Repeat the lines that follow, leaving nothing out.
******************************
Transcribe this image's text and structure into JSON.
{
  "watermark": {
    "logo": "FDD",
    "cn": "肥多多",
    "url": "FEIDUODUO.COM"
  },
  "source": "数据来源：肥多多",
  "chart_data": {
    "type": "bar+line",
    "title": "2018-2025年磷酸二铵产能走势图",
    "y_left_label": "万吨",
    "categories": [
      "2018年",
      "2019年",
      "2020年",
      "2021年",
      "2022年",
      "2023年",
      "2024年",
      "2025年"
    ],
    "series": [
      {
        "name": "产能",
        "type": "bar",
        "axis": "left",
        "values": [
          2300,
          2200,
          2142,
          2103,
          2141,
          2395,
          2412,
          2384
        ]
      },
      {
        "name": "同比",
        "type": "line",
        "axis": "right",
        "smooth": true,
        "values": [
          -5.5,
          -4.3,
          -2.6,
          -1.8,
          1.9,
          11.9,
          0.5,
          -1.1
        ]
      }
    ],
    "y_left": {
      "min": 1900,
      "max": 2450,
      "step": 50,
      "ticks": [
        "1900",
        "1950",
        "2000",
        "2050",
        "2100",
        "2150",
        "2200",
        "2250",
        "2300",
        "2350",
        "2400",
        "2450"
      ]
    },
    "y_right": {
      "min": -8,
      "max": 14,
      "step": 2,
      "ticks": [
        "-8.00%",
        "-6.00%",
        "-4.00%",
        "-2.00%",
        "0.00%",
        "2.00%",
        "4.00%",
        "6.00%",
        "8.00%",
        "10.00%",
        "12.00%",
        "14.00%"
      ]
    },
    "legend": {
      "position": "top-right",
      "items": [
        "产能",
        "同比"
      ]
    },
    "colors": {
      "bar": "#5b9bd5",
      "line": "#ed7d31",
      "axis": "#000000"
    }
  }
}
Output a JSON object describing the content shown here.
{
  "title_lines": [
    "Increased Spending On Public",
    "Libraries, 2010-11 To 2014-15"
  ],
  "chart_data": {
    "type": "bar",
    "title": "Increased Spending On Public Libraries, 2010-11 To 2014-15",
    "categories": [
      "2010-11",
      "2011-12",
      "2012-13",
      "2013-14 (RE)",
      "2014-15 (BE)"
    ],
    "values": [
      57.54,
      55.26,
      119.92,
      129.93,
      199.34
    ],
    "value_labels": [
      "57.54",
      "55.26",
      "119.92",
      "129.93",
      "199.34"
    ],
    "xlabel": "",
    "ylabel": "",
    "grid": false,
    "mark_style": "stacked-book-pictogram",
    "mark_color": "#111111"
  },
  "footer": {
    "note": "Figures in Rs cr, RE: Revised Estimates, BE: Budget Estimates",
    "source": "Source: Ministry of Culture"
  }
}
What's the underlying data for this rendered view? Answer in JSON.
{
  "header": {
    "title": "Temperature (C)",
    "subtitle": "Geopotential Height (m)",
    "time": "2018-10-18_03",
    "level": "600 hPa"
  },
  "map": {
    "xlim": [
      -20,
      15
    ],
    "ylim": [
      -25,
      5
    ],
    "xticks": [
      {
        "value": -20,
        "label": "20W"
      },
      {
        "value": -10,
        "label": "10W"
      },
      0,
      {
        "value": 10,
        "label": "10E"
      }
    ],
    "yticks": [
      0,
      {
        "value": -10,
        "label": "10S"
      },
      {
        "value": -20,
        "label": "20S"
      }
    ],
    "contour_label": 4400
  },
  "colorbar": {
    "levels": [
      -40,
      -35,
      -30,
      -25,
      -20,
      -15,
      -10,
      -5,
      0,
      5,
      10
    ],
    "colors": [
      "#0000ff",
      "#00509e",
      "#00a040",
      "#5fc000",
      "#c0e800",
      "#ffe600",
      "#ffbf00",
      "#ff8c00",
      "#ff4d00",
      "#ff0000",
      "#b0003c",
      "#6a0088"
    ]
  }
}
******************************
• _Exercise answer_:
Transcribe this image's text and structure into JSON.
{
  "watermark": {
    "logo": "FDD",
    "cn": "肥多多",
    "url": "FEIDUODUO.COM"
  },
  "source": "数据来源：肥多多",
  "chart_data": {
    "type": "bar+line",
    "title": "2018-2025年磷酸二铵产能走势图",
    "y_left_label": "万吨",
    "categories": [
      "2018年",
      "2019年",
      "2020年",
      "2021年",
      "2022年",
      "2023年",
      "2024年",
      "2025年"
    ],
    "series": [
      {
        "name": "产能",
        "type": "bar",
        "axis": "left",
        "values": [
          2300,
          2200,
          2142,
          2103,
          2141,
          2395,
          2412,
          2384
        ]
      },
      {
        "name": "同比",
        "type": "line",
        "axis": "right",
        "smooth": true,
        "values": [
          -5.5,
          -4.3,
          -2.6,
          -1.8,
          1.9,
          11.9,
          0.5,
          -1.1
        ]
      }
    ],
    "y_left": {
      "min": 1900,
      "max": 2450,
      "step": 50,
      "ticks": [
        "1900",
        "1950",
        "2000",
        "2050",
        "2100",
        "2150",
        "2200",
        "2250",
        "2300",
        "2350",
        "2400",
        "2450"
      ]
    },
    "y_right": {
      "min": -8,
      "max": 14,
      "step": 2,
      "ticks": [
        "-8.00%",
        "-6.00%",
        "-4.00%",
        "-2.00%",
        "0.00%",
        "2.00%",
        "4.00%",
        "6.00%",
        "8.00%",
        "10.00%",
        "12.00%",
        "14.00%"
      ]
    },
    "legend": {
      "position": "top-right",
      "items": [
        "产能",
        "同比"
      ]
    },
    "colors": {
      "bar": "#5b9bd5",
      "line": "#ed7d31",
      "axis": "#000000"
    }
  }
}
Output a JSON object describing the content shown here.
{
  "title_lines": [
    "Increased Spending On Public",
    "Libraries, 2010-11 To 2014-15"
  ],
  "chart_data": {
    "type": "bar",
    "title": "Increased Spending On Public Libraries, 2010-11 To 2014-15",
    "categories": [
      "2010-11",
      "2011-12",
      "2012-13",
      "2013-14 (RE)",
      "2014-15 (BE)"
    ],
    "values": [
      57.54,
      55.26,
      119.92,
      129.93,
      199.34
    ],
    "value_labels": [
      "57.54",
      "55.26",
      "119.92",
      "129.93",
      "199.34"
    ],
    "xlabel": "",
    "ylabel": "",
    "grid": false,
    "mark_style": "stacked-book-pictogram",
    "mark_color": "#111111"
  },
  "footer": {
    "note": "Figures in Rs cr, RE: Revised Estimates, BE: Budget Estimates",
    "source": "Source: Ministry of Culture"
  }
}
What's the underlying data for this rendered view? Answer in JSON.
{
  "header": {
    "title": "Temperature (C)",
    "subtitle": "Geopotential Height (m)",
    "time": "2018-10-18_03",
    "level": "600 hPa"
  },
  "map": {
    "xlim": [
      -20,
      15
    ],
    "ylim": [
      -25,
      5
    ],
    "xticks": [
      {
        "value": -20,
        "label": "20W"
      },
      {
        "value": -10,
        "label": "10W"
      },
      0,
      {
        "value": 10,
        "label": "10E"
      }
    ],
    "yticks": [
      0,
      {
        "value": -10,
        "label": "10S"
      },
      {
        "value": -20,
        "label": "20S"
      }
    ],
    "contour_label": 4400
  },
  "colorbar": {
    "levels": [
      -40,
      -35,
      -30,
      -25,
      -20,
      -15,
      -10,
      -5,
      0,
      5,
      10
    ],
    "colors": [
      "#0000ff",
      "#00509e",
      "#00a040",
      "#5fc000",
      "#c0e800",
      "#ffe600",
      "#ffbf00",
      "#ff8c00",
      "#ff4d00",
      "#ff0000",
      "#b0003c",
      "#6a0088"
    ]
  }
}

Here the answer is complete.